List each line in which the string "JSON" appears.

# START OF Items

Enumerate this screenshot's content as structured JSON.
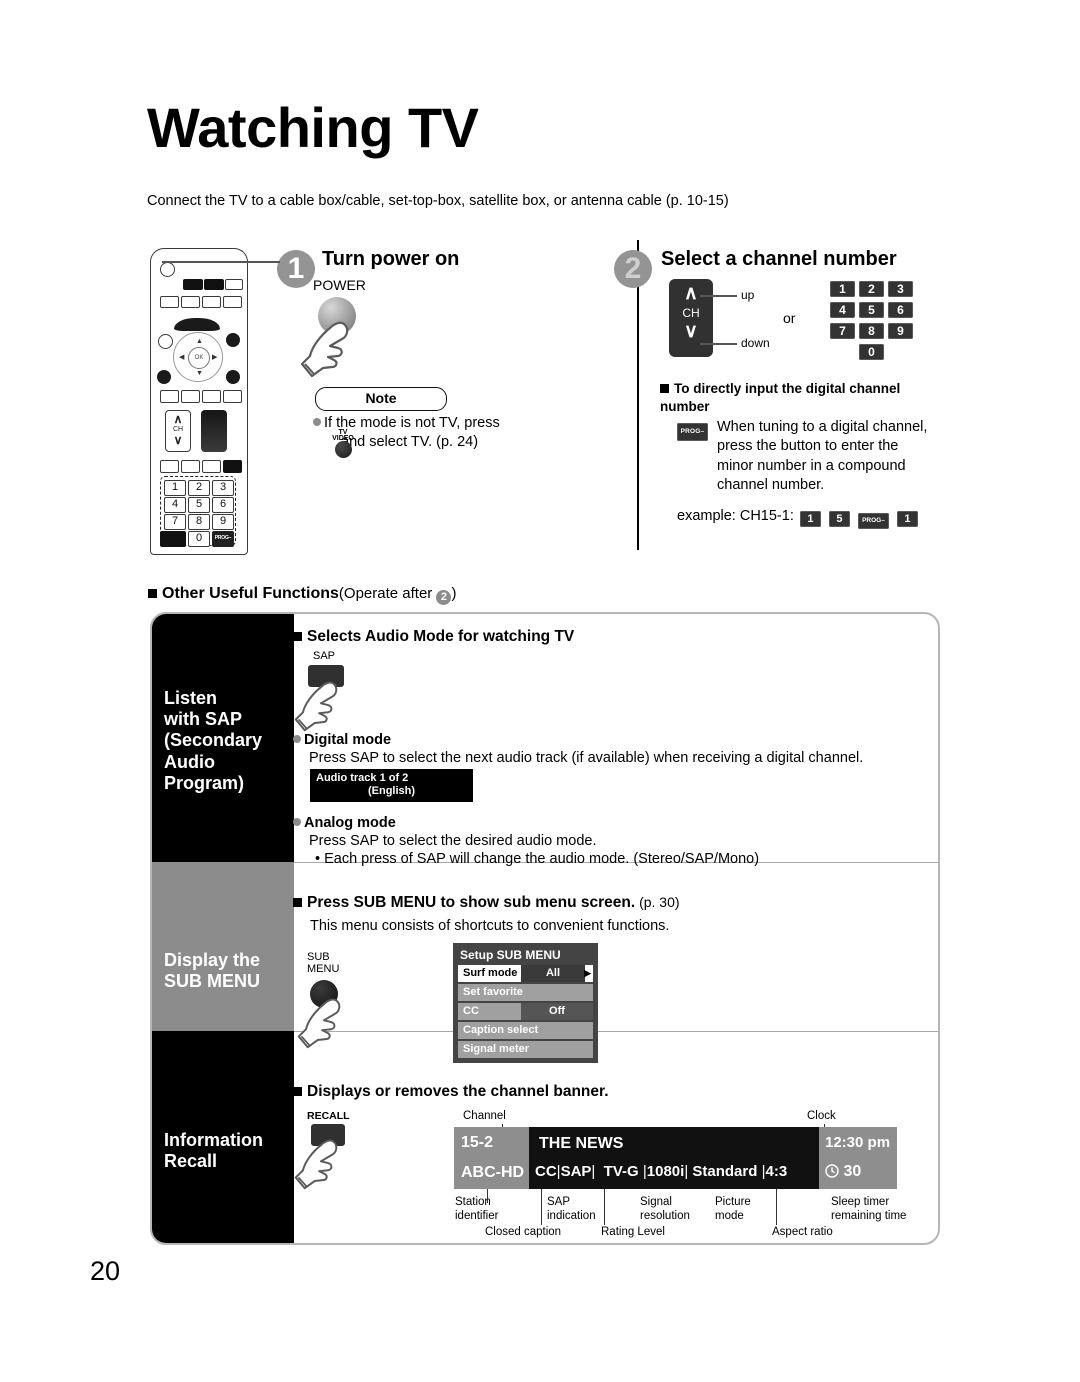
{
  "page": {
    "title": "Watching TV",
    "intro": "Connect the TV to a cable box/cable, set-top-box, satellite box, or antenna cable (p. 10-15)",
    "number": "20"
  },
  "steps": [
    {
      "num": "1",
      "title": "Turn power on"
    },
    {
      "num": "2",
      "title": "Select a channel number"
    }
  ],
  "step1": {
    "power_label": "POWER",
    "note_title": "Note",
    "note_text_a": "If the mode is not TV, press",
    "note_text_b": "and select TV. (p. 24)",
    "tv_video_line1": "TV",
    "tv_video_line2": "VIDEO"
  },
  "step2": {
    "ch_up_arrow": "∧",
    "ch_label": "CH",
    "ch_down_arrow": "∨",
    "up_label": "up",
    "down_label": "down",
    "or_label": "or",
    "numpad": [
      "1",
      "2",
      "3",
      "4",
      "5",
      "6",
      "7",
      "8",
      "9",
      "0"
    ],
    "subhead": "To directly input the digital channel number",
    "prog_key": "PROG–",
    "prog_text": "When tuning to a digital channel, press the button to enter the minor number in a compound channel number.",
    "example_label": "example:  CH15-1:",
    "example_keys": [
      "1",
      "5",
      "PROG–",
      "1"
    ]
  },
  "other_functions": {
    "head_bold": "Other Useful Functions",
    "head_normal_pre": "(Operate after ",
    "head_circle": "2",
    "head_normal_post": ")"
  },
  "sections": [
    {
      "band_label": "Listen\nwith SAP\n(Secondary\nAudio\nProgram)",
      "heading": "Selects Audio Mode for watching TV",
      "heading_page": "",
      "button_label": "SAP",
      "digital_head": "Digital mode",
      "digital_text": "Press SAP to select the next audio track (if available) when receiving a digital channel.",
      "osd_line1": "Audio track 1 of 2",
      "osd_line2": "(English)",
      "analog_head": "Analog mode",
      "analog_text": "Press SAP to select the desired audio mode.",
      "analog_bullet": "• Each press of SAP will change the audio mode. (Stereo/SAP/Mono)"
    },
    {
      "band_label": "Display the\nSUB MENU",
      "heading": "Press SUB MENU to show sub menu screen.",
      "heading_page": "(p. 30)",
      "button_label_line1": "SUB",
      "button_label_line2": "MENU",
      "body": "This menu consists of shortcuts to convenient functions.",
      "osd_title": "Setup SUB MENU",
      "osd_rows": [
        {
          "label": "Surf mode",
          "value": "All",
          "selected": true
        },
        {
          "label": "Set favorite",
          "value": "",
          "selected": false
        },
        {
          "label": "CC",
          "value": "Off",
          "selected": false
        },
        {
          "label": "Caption select",
          "value": "",
          "selected": false
        },
        {
          "label": "Signal meter",
          "value": "",
          "selected": false
        }
      ]
    },
    {
      "band_label": "Information\nRecall",
      "heading": "Displays or removes the channel banner.",
      "heading_page": "",
      "button_label": "RECALL",
      "banner": {
        "channel": "15-2",
        "station": "ABC-HD",
        "program": "THE NEWS",
        "cc": "CC",
        "sap": "SAP",
        "rating": "TV-G",
        "resolution": "1080i",
        "picture_mode": "Standard",
        "aspect": "4:3",
        "clock": "12:30 pm",
        "sleep_timer": "30"
      },
      "callouts": {
        "channel": "Channel",
        "clock": "Clock",
        "station_identifier": "Station\nidentifier",
        "sap_indication": "SAP\nindication",
        "signal_resolution": "Signal\nresolution",
        "picture_mode": "Picture\nmode",
        "sleep_timer": "Sleep timer\nremaining time",
        "closed_caption": "Closed caption",
        "rating_level": "Rating Level",
        "aspect_ratio": "Aspect ratio"
      }
    }
  ],
  "colors": {
    "band_black": "#000000",
    "band_gray": "#8c8c8c",
    "step_circle": "#949494",
    "osd_background": "#444444",
    "banner_gray": "#8e8e8e",
    "banner_black": "#111111"
  }
}
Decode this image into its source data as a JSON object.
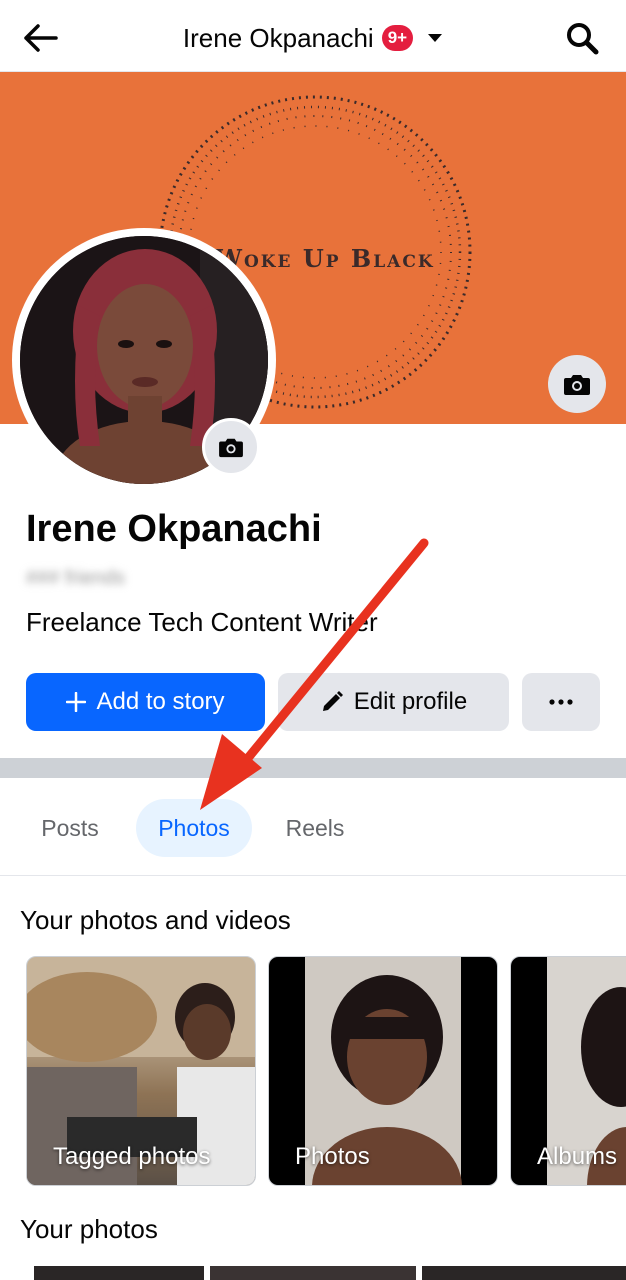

# END OF Items

== Final result ==
Enumerate this screenshot's content as structured JSON.
Decode this image into its source data as a JSON object.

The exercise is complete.